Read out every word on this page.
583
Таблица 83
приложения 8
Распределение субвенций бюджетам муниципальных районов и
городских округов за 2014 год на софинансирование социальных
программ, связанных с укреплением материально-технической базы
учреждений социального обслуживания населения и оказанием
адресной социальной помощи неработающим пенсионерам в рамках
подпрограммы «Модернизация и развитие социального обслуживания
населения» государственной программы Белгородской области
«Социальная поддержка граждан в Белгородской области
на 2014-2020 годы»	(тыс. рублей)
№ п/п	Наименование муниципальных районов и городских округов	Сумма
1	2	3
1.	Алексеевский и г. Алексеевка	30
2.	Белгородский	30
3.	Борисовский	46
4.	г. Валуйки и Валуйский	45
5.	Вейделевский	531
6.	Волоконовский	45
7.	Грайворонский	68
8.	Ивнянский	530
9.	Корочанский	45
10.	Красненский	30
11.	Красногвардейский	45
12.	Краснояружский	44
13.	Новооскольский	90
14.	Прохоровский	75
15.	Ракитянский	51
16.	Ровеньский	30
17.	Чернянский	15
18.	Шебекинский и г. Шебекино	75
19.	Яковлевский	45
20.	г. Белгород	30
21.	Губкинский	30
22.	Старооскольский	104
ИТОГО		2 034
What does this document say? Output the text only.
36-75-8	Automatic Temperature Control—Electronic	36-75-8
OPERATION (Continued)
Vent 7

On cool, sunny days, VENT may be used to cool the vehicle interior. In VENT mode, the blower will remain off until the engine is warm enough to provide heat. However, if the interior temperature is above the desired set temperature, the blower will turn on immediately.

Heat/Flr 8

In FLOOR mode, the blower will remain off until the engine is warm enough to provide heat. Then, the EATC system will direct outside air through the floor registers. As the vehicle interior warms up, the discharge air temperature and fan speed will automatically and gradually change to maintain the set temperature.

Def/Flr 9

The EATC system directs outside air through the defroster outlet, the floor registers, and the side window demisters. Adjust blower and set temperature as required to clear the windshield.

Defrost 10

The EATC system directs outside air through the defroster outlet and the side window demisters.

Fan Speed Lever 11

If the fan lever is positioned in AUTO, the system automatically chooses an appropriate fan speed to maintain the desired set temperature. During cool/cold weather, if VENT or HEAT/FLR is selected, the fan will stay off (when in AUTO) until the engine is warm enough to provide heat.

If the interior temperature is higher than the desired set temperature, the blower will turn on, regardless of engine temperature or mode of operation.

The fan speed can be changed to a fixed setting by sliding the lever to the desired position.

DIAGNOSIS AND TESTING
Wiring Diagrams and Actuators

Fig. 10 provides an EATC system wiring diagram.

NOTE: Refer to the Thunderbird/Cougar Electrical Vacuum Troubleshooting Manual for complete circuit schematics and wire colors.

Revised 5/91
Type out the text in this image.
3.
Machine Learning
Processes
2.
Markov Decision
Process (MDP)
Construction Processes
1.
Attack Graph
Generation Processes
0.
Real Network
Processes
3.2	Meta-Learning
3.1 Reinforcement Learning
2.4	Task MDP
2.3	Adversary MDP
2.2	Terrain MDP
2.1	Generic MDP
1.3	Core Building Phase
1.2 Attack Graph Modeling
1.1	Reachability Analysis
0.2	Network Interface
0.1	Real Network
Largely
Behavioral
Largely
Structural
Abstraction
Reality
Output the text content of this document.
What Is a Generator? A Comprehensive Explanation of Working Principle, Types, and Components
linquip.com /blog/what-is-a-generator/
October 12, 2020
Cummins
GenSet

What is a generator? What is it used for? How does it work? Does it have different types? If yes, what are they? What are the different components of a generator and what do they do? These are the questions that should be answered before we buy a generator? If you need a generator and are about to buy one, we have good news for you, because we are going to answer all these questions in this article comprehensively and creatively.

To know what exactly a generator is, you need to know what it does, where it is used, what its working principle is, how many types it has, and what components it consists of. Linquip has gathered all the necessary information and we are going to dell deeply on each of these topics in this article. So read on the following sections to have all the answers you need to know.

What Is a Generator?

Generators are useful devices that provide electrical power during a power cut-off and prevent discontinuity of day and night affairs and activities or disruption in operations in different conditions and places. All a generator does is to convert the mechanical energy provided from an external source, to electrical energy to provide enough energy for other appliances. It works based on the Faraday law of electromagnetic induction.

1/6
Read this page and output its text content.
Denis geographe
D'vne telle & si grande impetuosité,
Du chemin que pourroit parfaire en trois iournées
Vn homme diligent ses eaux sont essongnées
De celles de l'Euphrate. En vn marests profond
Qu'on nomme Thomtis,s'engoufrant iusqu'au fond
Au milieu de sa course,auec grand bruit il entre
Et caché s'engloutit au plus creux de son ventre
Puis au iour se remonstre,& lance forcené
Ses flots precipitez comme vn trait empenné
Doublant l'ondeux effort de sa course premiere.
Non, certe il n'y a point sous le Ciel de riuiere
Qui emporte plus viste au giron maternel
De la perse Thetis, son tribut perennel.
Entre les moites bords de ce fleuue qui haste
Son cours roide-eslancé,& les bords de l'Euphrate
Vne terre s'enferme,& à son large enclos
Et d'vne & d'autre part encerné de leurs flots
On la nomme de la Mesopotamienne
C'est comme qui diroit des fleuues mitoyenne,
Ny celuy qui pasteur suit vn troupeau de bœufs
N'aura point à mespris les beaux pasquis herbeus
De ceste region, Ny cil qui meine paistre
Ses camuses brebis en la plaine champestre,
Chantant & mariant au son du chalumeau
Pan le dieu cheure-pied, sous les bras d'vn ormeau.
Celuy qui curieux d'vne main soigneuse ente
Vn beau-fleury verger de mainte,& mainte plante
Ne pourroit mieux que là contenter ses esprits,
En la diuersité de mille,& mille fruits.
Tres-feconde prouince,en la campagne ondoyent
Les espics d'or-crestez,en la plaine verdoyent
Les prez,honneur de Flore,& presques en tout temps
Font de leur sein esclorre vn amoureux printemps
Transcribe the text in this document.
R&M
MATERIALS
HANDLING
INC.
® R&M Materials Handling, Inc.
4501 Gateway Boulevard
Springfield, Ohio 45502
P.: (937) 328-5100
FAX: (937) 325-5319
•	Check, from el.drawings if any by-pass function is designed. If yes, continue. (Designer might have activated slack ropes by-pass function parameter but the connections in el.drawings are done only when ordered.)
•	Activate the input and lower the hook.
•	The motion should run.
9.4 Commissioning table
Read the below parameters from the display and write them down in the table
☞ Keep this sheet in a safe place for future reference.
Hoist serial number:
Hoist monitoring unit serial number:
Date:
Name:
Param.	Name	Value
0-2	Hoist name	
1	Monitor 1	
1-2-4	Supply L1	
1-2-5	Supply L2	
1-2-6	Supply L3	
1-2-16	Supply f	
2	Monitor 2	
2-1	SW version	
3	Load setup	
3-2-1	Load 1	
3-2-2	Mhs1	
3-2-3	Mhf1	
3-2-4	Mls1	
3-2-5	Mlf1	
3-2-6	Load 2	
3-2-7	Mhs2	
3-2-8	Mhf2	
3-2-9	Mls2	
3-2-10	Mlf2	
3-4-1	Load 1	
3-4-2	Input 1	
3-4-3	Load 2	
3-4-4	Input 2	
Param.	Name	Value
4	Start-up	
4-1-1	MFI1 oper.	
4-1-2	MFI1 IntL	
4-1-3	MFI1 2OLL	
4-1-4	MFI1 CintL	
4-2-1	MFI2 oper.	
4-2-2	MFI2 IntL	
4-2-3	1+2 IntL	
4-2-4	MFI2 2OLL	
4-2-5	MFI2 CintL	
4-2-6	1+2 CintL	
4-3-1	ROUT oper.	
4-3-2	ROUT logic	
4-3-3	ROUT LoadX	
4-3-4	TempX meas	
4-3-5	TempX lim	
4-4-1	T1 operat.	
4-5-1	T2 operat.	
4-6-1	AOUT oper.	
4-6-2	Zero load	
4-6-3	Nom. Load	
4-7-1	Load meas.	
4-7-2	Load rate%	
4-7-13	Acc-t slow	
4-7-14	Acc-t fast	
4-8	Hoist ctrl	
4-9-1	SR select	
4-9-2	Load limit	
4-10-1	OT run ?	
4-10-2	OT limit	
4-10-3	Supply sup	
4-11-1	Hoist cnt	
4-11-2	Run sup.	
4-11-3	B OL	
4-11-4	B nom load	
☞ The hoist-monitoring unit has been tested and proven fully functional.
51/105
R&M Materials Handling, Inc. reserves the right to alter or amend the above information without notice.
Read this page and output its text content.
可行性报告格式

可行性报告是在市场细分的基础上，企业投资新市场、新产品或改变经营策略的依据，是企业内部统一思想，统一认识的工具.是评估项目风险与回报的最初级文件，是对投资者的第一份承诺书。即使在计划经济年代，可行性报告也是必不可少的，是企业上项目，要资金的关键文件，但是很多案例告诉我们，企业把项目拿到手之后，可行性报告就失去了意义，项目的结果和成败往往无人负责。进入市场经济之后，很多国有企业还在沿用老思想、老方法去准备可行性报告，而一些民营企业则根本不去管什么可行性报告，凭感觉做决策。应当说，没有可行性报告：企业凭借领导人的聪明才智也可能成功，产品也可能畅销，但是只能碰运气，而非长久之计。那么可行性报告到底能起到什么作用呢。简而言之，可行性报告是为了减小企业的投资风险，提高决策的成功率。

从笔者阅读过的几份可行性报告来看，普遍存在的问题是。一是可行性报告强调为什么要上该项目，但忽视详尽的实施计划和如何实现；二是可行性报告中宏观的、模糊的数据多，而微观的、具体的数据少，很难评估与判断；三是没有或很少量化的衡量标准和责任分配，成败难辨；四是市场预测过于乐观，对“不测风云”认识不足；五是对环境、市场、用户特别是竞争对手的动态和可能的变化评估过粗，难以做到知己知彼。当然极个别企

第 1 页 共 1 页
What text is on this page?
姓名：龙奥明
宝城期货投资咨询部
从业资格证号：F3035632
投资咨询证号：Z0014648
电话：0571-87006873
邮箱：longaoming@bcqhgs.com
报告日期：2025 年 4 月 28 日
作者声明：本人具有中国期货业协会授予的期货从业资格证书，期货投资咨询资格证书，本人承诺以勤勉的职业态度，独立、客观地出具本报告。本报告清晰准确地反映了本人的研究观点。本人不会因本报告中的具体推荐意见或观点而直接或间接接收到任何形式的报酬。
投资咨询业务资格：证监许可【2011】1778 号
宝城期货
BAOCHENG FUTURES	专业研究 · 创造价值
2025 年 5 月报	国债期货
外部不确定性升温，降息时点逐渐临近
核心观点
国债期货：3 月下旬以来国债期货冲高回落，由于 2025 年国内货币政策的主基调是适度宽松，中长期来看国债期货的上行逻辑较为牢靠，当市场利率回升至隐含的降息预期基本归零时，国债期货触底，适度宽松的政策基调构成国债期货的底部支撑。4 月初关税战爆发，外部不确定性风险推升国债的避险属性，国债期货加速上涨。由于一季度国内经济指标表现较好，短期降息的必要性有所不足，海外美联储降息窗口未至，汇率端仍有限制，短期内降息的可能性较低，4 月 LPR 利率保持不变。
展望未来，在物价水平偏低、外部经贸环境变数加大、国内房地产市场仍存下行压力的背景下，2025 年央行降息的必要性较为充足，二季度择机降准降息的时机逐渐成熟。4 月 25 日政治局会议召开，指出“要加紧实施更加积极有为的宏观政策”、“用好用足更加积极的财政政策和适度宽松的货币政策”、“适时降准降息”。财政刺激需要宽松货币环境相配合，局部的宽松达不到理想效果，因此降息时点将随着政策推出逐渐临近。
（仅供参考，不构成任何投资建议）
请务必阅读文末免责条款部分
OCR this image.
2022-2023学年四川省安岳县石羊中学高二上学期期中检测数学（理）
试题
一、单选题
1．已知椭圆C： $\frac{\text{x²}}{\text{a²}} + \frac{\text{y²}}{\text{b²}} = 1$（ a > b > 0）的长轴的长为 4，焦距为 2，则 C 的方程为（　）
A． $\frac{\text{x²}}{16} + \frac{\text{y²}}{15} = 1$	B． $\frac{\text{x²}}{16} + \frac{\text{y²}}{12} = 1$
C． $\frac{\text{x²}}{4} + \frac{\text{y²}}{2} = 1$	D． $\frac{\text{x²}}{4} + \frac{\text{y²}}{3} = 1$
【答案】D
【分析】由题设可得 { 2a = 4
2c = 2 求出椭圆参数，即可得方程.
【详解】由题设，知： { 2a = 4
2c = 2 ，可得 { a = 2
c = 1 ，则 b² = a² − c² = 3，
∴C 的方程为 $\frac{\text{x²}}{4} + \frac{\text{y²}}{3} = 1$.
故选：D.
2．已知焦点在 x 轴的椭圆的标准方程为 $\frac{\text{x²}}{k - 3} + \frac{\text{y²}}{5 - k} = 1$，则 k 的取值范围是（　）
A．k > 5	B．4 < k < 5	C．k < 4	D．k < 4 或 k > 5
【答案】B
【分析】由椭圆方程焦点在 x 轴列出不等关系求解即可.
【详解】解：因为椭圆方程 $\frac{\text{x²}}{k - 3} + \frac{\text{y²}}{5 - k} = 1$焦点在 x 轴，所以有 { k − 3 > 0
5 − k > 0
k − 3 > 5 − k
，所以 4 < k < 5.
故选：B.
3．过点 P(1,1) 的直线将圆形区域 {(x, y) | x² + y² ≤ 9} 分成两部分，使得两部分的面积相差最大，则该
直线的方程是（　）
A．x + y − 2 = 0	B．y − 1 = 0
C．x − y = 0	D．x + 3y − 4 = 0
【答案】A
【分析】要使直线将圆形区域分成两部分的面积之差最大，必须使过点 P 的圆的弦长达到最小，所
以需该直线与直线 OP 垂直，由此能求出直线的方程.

Objective: Find every line that has "from" in it, then return those lines.

Exercise result:
Generators are useful devices that provide electrical power during a power cut-off and prevent discontinuity of day and night affairs and activities or disruption in operations in different conditions and places. All a generator does is to convert the mechanical energy provided from an external source, to electrical energy to provide enough energy for other appliances. It works based on the Faraday law of electromagnetic induction.
•	Check, from el.drawings if any by-pass function is designed. If yes, continue. (Designer might have activated slack ropes by-pass function parameter but the connections in el.drawings are done only when ordered.)
Read the below parameters from the display and write them down in the table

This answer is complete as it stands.